[start]

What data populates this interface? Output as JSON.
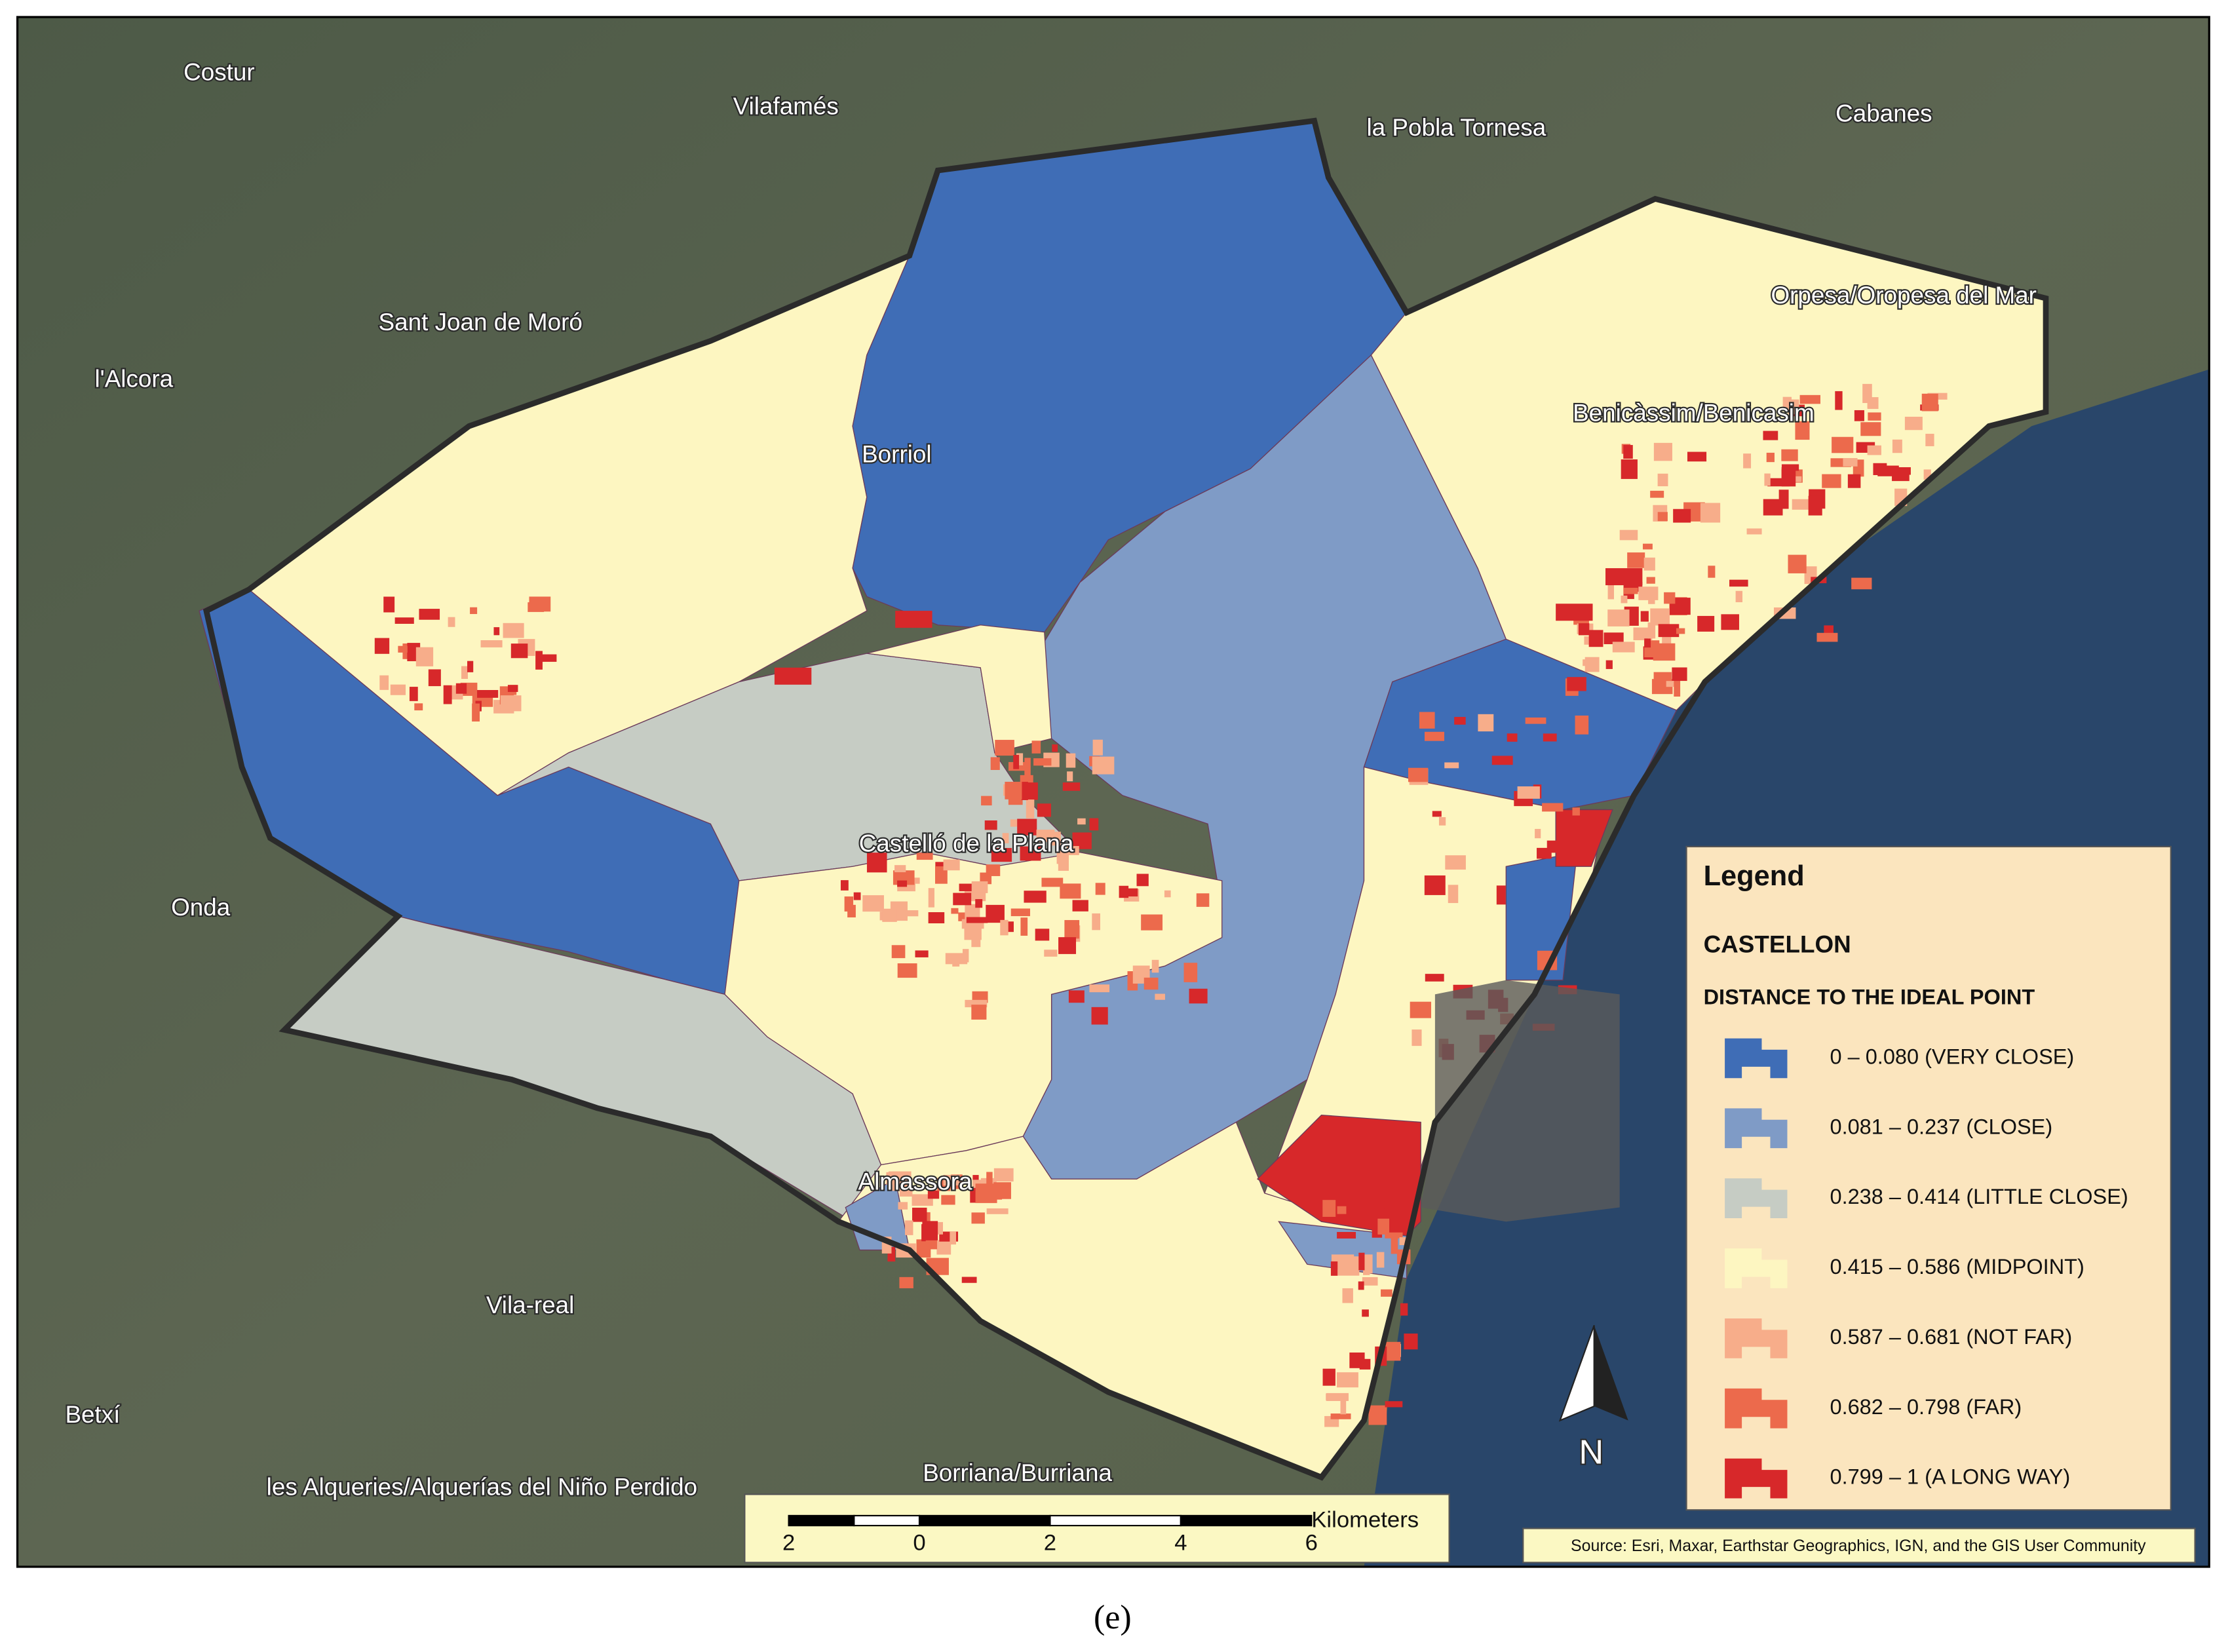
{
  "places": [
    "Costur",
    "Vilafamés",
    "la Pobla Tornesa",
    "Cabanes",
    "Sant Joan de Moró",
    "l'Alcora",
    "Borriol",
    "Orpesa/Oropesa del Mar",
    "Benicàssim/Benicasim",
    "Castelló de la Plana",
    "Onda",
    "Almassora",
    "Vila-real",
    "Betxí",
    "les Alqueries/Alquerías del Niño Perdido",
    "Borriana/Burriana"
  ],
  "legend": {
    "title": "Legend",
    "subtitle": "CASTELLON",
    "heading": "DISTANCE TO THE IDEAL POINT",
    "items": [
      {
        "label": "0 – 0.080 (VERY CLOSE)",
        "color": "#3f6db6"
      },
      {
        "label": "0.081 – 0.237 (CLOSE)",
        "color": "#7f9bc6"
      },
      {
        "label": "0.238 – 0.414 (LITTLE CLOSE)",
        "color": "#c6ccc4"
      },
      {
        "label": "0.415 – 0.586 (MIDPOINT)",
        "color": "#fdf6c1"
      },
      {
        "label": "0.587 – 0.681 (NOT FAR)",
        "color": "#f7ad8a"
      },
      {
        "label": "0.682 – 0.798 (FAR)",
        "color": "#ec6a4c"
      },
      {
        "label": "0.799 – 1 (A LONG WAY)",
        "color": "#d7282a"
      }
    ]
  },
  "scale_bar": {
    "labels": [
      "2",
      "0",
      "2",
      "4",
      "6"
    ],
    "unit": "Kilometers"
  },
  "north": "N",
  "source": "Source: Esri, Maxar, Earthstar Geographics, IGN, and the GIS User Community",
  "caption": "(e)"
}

[end]

◆ TASK DESCRIPTION ◆
Skip the pictures and print each record exactly as it stands.

◆ WRITTEN REPLY ◆
What data populates this interface? Output as JSON.
{
  "places": [
    "Costur",
    "Vilafamés",
    "la Pobla Tornesa",
    "Cabanes",
    "Sant Joan de Moró",
    "l'Alcora",
    "Borriol",
    "Orpesa/Oropesa del Mar",
    "Benicàssim/Benicasim",
    "Castelló de la Plana",
    "Onda",
    "Almassora",
    "Vila-real",
    "Betxí",
    "les Alqueries/Alquerías del Niño Perdido",
    "Borriana/Burriana"
  ],
  "legend": {
    "title": "Legend",
    "subtitle": "CASTELLON",
    "heading": "DISTANCE TO THE IDEAL POINT",
    "items": [
      {
        "label": "0 – 0.080 (VERY CLOSE)",
        "color": "#3f6db6"
      },
      {
        "label": "0.081 – 0.237 (CLOSE)",
        "color": "#7f9bc6"
      },
      {
        "label": "0.238 – 0.414 (LITTLE CLOSE)",
        "color": "#c6ccc4"
      },
      {
        "label": "0.415 – 0.586 (MIDPOINT)",
        "color": "#fdf6c1"
      },
      {
        "label": "0.587 – 0.681 (NOT FAR)",
        "color": "#f7ad8a"
      },
      {
        "label": "0.682 – 0.798 (FAR)",
        "color": "#ec6a4c"
      },
      {
        "label": "0.799 – 1 (A LONG WAY)",
        "color": "#d7282a"
      }
    ]
  },
  "scale_bar": {
    "labels": [
      "2",
      "0",
      "2",
      "4",
      "6"
    ],
    "unit": "Kilometers"
  },
  "north": "N",
  "source": "Source: Esri, Maxar, Earthstar Geographics, IGN, and the GIS User Community",
  "caption": "(e)"
}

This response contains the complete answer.